### DATA FOR ANALYSIS
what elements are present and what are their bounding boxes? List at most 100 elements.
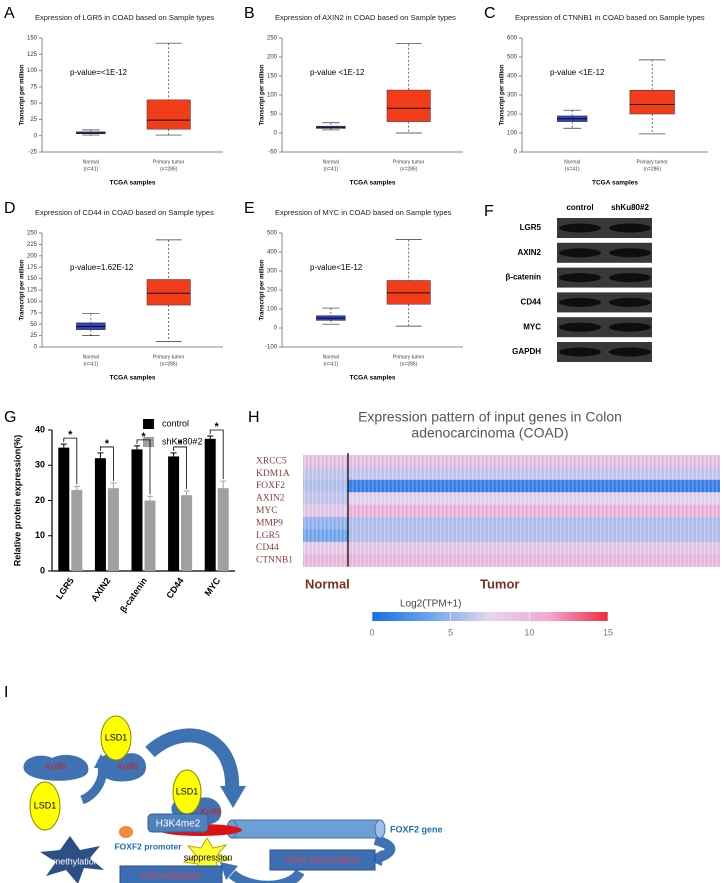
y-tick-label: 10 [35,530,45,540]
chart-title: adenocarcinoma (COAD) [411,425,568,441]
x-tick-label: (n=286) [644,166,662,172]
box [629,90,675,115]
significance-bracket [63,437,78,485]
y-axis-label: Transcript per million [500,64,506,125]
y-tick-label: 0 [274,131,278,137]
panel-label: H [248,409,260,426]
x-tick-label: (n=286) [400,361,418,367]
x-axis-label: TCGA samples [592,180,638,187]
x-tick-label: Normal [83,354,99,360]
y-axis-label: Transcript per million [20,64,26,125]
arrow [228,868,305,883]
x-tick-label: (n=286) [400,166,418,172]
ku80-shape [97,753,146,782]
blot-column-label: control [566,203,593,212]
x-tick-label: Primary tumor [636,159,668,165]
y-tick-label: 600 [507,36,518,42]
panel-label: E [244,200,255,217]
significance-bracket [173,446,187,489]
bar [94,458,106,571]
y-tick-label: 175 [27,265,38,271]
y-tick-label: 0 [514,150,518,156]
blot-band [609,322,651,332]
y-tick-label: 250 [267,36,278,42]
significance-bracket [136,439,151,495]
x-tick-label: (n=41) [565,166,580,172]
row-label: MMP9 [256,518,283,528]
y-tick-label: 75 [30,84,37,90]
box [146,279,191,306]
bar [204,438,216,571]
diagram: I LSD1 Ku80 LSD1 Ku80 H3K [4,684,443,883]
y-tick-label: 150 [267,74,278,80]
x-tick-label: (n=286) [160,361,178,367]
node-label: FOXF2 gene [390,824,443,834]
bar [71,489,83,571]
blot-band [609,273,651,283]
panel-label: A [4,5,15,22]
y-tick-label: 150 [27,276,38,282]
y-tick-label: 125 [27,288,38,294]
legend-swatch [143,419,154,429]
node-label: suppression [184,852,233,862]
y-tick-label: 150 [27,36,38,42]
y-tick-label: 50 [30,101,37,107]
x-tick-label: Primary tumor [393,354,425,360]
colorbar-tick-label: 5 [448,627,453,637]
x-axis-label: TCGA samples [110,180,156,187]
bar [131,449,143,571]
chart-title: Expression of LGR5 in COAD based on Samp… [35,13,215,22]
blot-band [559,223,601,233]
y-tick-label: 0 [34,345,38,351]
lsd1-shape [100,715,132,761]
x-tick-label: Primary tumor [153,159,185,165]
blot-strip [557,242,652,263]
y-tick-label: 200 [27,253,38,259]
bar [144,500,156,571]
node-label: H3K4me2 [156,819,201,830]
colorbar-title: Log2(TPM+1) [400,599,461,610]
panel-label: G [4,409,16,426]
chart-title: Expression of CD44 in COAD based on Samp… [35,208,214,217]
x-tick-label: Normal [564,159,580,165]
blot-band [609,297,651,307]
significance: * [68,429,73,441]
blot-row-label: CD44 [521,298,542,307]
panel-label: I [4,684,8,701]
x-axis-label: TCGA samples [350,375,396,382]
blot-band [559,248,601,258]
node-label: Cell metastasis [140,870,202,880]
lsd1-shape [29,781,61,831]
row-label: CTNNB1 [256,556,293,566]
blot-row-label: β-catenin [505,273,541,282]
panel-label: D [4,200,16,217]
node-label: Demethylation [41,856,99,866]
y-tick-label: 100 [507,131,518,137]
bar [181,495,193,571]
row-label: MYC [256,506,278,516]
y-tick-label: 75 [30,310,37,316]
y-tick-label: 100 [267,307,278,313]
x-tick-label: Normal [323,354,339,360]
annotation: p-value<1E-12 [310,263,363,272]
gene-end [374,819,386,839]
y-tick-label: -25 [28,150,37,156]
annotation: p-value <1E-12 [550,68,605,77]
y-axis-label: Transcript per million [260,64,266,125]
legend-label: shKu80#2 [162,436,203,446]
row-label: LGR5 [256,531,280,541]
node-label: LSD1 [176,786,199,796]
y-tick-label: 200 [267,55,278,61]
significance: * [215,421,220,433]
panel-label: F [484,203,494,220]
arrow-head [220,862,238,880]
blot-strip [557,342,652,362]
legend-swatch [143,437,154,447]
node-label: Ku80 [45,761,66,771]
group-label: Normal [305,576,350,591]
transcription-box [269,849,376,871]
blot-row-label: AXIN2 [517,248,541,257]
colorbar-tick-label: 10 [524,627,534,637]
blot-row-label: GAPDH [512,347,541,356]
######
# ACTION ITEM
Copy out all the entries precisely. No images.

# WORKED SOLUTION
what elements are present and what are their bounding boxes? List at most 100 elements.
y-tick-label: 10 [35,530,45,540]
chart-title: adenocarcinoma (COAD) [411,425,568,441]
x-tick-label: (n=286) [644,166,662,172]
box [629,90,675,115]
significance-bracket [63,437,78,485]
y-axis-label: Transcript per million [500,64,506,125]
y-tick-label: 0 [274,131,278,137]
panel-label: H [248,409,260,426]
x-tick-label: (n=286) [400,361,418,367]
x-axis-label: TCGA samples [592,180,638,187]
x-tick-label: Normal [83,354,99,360]
y-axis-label: Transcript per million [20,64,26,125]
arrow [228,868,305,883]
x-tick-label: (n=286) [400,166,418,172]
ku80-shape [97,753,146,782]
blot-column-label: control [566,203,593,212]
x-tick-label: Primary tumor [636,159,668,165]
y-tick-label: 600 [507,36,518,42]
panel-label: E [244,200,255,217]
significance-bracket [173,446,187,489]
bar [94,458,106,571]
y-tick-label: 175 [27,265,38,271]
y-tick-label: 0 [514,150,518,156]
blot-band [609,322,651,332]
y-tick-label: 250 [267,36,278,42]
significance-bracket [136,439,151,495]
x-tick-label: (n=41) [565,166,580,172]
row-label: MMP9 [256,518,283,528]
y-tick-label: 75 [30,84,37,90]
box [146,279,191,306]
bar [204,438,216,571]
diagram: I LSD1 Ku80 LSD1 Ku80 H3K [4,684,443,883]
y-tick-label: 150 [267,74,278,80]
x-tick-label: (n=286) [160,361,178,367]
node-label: FOXF2 gene [390,824,443,834]
bar [71,489,83,571]
blot-band [609,273,651,283]
panel-label: A [4,5,15,22]
y-tick-label: 150 [27,276,38,282]
y-tick-label: 125 [27,288,38,294]
legend-swatch [143,419,154,429]
node-label: suppression [184,852,233,862]
y-tick-label: 150 [27,36,38,42]
y-tick-label: 50 [30,101,37,107]
x-tick-label: Primary tumor [393,354,425,360]
colorbar-tick-label: 5 [448,627,453,637]
x-axis-label: TCGA samples [110,180,156,187]
bar [131,449,143,571]
chart-title: Expression of LGR5 in COAD based on Samp… [35,13,215,22]
blot-band [559,223,601,233]
y-tick-label: 0 [34,345,38,351]
lsd1-shape [100,715,132,761]
x-tick-label: Primary tumor [153,159,185,165]
blot-strip [557,242,652,263]
y-tick-label: 200 [27,253,38,259]
bar [144,500,156,571]
node-label: H3K4me2 [156,819,201,830]
colorbar-title: Log2(TPM+1) [400,599,461,610]
panel-label: G [4,409,16,426]
chart-title: Expression of CD44 in COAD based on Samp… [35,208,214,217]
x-tick-label: Normal [564,159,580,165]
blot-band [609,297,651,307]
significance: * [68,429,73,441]
blot-row-label: CD44 [521,298,542,307]
panel-label: I [4,684,8,701]
x-axis-label: TCGA samples [350,375,396,382]
blot-band [559,248,601,258]
node-label: Cell metastasis [140,870,202,880]
lsd1-shape [29,781,61,831]
row-label: CTNNB1 [256,556,293,566]
blot-row-label: β-catenin [505,273,541,282]
panel-label: D [4,200,16,217]
node-label: Demethylation [41,856,99,866]
y-tick-label: 100 [507,131,518,137]
bar [181,495,193,571]
row-label: MYC [256,506,278,516]
y-tick-label: 75 [30,310,37,316]
y-tick-label: 100 [267,307,278,313]
x-tick-label: Normal [323,354,339,360]
annotation: p-value<1E-12 [310,263,363,272]
gene-end [374,819,386,839]
y-tick-label: -25 [28,150,37,156]
annotation: p-value <1E-12 [550,68,605,77]
y-axis-label: Transcript per million [260,64,266,125]
legend-label: shKu80#2 [162,436,203,446]
row-label: LGR5 [256,531,280,541]
node-label: LSD1 [176,786,199,796]
y-tick-label: 200 [267,55,278,61]
significance: * [215,421,220,433]
panel-label: F [484,203,494,220]
arrow-head [220,862,238,880]
blot-strip [557,342,652,362]
legend-swatch [143,437,154,447]
node-label: Ku80 [45,761,66,771]
group-label: Normal [305,576,350,591]
transcription-box [269,849,376,871]
blot-row-label: AXIN2 [517,248,541,257]
colorbar-tick-label: 10 [524,627,534,637]
blot-row-label: GAPDH [512,347,541,356]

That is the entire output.